━━ Data records
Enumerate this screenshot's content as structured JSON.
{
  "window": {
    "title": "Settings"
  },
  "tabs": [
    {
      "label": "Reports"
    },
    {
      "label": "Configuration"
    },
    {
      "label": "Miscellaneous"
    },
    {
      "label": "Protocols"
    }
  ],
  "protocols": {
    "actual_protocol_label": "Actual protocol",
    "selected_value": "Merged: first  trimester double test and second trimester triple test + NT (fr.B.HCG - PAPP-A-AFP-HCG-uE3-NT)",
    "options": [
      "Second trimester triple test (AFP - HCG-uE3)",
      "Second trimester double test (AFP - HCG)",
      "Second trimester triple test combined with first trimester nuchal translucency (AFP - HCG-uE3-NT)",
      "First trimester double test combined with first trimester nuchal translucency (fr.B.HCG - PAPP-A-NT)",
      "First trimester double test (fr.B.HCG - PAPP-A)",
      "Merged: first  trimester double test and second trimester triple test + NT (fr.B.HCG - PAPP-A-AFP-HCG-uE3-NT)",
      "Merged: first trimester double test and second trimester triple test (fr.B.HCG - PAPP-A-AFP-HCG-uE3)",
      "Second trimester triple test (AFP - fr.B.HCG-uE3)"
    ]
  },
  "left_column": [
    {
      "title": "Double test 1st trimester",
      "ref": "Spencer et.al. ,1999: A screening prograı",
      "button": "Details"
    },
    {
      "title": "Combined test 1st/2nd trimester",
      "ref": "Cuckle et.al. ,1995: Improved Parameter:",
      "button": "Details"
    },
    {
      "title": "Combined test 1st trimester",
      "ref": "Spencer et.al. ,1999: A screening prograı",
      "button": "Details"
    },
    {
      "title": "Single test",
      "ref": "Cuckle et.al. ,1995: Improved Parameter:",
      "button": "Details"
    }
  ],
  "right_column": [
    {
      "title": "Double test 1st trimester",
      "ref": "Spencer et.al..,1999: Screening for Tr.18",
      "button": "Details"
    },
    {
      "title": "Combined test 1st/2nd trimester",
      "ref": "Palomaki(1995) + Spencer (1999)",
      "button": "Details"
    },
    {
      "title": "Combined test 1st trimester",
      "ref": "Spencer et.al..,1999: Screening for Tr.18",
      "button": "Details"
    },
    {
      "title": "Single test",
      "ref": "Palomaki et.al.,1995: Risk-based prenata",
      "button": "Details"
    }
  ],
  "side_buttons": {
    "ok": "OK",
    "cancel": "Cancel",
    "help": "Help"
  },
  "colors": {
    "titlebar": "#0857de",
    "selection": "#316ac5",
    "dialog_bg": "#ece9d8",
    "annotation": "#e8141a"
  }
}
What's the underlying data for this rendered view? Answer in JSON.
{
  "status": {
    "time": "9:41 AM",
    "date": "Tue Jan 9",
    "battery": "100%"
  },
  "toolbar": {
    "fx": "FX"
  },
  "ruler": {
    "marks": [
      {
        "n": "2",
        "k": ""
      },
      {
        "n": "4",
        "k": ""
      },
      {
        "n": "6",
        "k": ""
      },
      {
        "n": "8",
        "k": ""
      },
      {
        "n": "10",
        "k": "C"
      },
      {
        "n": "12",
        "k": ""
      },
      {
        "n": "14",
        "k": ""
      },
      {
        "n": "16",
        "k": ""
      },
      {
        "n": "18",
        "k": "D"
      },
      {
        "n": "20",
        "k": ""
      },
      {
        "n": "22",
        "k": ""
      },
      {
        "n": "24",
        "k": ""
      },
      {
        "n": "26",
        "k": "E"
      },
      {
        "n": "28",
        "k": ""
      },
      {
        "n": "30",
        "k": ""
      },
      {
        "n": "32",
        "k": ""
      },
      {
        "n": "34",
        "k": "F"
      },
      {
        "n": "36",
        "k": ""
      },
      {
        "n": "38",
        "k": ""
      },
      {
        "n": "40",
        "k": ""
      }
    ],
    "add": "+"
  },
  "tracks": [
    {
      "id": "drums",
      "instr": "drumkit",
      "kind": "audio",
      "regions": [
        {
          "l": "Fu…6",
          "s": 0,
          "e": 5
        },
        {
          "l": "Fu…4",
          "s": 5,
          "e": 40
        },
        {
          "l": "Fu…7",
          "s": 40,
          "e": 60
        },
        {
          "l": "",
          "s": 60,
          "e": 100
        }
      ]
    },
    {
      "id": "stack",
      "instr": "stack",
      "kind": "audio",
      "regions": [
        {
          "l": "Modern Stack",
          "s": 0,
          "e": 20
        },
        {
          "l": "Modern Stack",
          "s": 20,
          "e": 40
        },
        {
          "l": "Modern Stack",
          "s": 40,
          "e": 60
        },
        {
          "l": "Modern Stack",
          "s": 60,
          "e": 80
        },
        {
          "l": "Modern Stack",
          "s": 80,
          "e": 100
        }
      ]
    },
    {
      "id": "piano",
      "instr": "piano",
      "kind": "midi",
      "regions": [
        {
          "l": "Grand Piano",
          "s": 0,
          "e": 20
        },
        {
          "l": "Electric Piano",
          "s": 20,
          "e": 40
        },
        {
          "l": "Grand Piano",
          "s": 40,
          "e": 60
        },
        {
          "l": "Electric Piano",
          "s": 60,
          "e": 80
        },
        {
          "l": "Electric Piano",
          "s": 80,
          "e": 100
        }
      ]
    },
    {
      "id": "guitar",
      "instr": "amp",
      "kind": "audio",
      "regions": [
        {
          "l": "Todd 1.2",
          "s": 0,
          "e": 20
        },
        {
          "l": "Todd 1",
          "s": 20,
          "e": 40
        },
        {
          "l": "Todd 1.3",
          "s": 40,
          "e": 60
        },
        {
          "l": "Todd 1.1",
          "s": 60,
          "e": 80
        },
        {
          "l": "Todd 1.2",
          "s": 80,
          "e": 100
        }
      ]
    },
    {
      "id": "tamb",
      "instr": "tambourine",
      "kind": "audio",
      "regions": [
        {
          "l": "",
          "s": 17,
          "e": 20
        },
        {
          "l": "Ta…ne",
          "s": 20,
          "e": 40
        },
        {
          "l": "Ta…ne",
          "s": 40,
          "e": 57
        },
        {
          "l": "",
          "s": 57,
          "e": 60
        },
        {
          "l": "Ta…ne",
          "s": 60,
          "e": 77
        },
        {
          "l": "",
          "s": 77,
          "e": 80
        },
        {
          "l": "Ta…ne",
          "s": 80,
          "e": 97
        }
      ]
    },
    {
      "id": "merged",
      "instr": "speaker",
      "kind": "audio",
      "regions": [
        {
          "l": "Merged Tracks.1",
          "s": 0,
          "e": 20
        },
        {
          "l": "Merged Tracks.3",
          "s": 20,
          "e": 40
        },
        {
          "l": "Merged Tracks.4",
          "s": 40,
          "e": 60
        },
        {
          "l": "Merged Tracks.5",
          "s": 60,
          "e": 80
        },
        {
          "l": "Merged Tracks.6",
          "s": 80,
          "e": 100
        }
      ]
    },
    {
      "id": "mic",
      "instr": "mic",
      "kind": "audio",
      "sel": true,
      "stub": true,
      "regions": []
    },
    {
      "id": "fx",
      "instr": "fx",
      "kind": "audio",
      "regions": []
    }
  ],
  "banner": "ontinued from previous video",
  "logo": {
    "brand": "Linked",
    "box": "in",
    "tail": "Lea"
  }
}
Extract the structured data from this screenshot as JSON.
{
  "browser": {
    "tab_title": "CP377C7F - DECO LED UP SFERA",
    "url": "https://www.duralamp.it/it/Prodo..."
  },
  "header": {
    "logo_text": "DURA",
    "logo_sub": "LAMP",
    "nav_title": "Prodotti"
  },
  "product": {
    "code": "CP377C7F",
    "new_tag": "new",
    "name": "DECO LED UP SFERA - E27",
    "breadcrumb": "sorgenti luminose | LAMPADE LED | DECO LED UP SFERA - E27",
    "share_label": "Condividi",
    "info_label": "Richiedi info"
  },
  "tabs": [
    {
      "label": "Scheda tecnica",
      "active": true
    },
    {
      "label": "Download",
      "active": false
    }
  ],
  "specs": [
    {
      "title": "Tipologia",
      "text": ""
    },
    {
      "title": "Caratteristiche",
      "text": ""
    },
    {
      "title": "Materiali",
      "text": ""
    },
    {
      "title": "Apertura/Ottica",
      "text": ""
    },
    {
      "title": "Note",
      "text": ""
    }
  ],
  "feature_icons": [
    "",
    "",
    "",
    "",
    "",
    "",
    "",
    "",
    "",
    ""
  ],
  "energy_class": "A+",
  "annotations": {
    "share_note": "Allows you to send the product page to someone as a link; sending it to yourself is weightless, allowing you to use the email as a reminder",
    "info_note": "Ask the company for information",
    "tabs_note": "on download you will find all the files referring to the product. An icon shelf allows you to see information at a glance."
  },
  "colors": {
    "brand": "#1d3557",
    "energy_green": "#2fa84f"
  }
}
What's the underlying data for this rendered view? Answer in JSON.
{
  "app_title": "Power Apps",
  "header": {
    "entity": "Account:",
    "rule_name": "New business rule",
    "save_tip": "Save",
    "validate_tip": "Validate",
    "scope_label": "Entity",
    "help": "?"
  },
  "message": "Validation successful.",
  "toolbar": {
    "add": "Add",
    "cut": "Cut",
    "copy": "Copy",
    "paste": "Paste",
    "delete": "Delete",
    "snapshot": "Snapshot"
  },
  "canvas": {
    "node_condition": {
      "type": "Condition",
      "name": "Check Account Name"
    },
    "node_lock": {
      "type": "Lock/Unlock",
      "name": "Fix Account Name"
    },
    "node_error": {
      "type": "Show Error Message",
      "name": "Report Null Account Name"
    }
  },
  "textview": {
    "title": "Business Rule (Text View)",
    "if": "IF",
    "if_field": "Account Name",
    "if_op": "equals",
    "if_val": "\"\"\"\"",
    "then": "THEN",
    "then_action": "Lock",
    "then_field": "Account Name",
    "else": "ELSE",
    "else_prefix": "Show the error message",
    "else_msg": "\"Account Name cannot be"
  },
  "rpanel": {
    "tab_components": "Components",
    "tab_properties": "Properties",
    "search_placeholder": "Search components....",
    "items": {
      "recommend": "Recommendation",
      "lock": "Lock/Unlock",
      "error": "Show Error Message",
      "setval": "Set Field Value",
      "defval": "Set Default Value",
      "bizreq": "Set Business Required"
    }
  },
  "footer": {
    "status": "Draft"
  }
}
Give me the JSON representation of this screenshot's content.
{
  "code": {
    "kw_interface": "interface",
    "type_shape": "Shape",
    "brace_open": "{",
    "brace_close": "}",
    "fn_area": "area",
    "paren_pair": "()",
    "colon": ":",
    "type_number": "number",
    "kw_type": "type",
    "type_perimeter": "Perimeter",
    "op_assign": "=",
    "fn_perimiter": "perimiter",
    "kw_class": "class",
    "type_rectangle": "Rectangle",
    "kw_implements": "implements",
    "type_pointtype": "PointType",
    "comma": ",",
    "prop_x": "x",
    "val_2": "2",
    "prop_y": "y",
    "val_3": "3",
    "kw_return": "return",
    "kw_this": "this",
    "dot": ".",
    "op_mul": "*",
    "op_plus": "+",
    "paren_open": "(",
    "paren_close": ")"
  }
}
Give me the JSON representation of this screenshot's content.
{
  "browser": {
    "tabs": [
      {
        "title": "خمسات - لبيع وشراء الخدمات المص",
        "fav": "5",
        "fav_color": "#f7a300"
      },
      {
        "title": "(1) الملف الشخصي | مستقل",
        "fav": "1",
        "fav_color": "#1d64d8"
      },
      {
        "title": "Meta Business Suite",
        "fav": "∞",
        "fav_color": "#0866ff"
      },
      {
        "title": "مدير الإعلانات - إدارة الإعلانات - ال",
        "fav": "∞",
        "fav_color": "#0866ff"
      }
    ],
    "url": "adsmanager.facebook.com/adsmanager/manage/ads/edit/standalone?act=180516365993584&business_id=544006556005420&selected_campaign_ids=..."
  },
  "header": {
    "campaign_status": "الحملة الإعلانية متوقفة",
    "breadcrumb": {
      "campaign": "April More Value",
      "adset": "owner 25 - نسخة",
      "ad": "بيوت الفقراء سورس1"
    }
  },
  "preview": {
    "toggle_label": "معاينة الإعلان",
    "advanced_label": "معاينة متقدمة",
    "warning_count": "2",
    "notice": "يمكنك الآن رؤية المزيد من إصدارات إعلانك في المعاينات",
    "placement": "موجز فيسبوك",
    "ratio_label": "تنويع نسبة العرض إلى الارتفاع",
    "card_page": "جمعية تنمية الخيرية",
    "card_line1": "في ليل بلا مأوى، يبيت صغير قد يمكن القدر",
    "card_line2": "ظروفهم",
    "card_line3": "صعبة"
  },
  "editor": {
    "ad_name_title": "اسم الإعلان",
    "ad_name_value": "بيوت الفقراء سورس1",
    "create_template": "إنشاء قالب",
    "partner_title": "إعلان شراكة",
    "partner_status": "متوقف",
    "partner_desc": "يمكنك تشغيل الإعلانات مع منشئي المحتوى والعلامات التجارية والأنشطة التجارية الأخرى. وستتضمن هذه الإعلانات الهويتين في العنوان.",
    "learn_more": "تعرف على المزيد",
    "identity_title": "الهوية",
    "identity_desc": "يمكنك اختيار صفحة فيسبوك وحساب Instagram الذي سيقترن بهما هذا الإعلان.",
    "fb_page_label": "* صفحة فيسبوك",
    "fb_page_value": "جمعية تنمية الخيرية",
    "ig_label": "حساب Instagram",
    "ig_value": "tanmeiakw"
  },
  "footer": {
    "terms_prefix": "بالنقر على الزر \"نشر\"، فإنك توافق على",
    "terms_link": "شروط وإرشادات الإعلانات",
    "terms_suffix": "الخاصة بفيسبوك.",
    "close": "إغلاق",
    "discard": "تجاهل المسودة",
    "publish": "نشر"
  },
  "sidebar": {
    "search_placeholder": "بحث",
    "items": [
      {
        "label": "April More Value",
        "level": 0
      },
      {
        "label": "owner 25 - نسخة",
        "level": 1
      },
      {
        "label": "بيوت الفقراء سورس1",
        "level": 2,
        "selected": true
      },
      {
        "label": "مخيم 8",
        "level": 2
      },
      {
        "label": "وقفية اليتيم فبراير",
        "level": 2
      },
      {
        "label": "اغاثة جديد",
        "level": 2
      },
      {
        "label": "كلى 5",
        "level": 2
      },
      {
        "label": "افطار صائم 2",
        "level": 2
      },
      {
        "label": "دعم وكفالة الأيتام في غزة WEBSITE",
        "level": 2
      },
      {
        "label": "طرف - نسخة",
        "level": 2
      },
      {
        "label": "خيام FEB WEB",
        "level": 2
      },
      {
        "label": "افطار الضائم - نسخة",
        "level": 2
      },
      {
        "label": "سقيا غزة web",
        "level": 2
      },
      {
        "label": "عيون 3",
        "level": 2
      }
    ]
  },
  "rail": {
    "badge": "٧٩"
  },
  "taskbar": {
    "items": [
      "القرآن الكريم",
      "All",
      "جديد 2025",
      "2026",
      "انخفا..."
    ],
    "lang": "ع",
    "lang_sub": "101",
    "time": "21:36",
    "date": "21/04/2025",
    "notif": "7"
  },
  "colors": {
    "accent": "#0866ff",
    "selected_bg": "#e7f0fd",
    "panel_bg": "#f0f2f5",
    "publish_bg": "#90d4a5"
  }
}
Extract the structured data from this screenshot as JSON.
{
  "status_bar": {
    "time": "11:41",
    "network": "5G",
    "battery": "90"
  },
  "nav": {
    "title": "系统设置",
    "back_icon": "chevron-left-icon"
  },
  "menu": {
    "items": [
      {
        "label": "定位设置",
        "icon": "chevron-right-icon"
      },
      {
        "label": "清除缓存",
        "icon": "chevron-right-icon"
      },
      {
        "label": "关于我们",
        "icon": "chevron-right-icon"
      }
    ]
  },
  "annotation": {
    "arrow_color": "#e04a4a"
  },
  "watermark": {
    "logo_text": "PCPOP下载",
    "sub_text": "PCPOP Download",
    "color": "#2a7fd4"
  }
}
━━━━
Copy each line of the records containing the string "translucency".

      "Second trimester triple test combined with first trimester nuchal translucency (AFP - HCG-uE3-NT)",
      "First trimester double test combined with first trimester nuchal translucency (fr.B.HCG - PAPP-A-NT)",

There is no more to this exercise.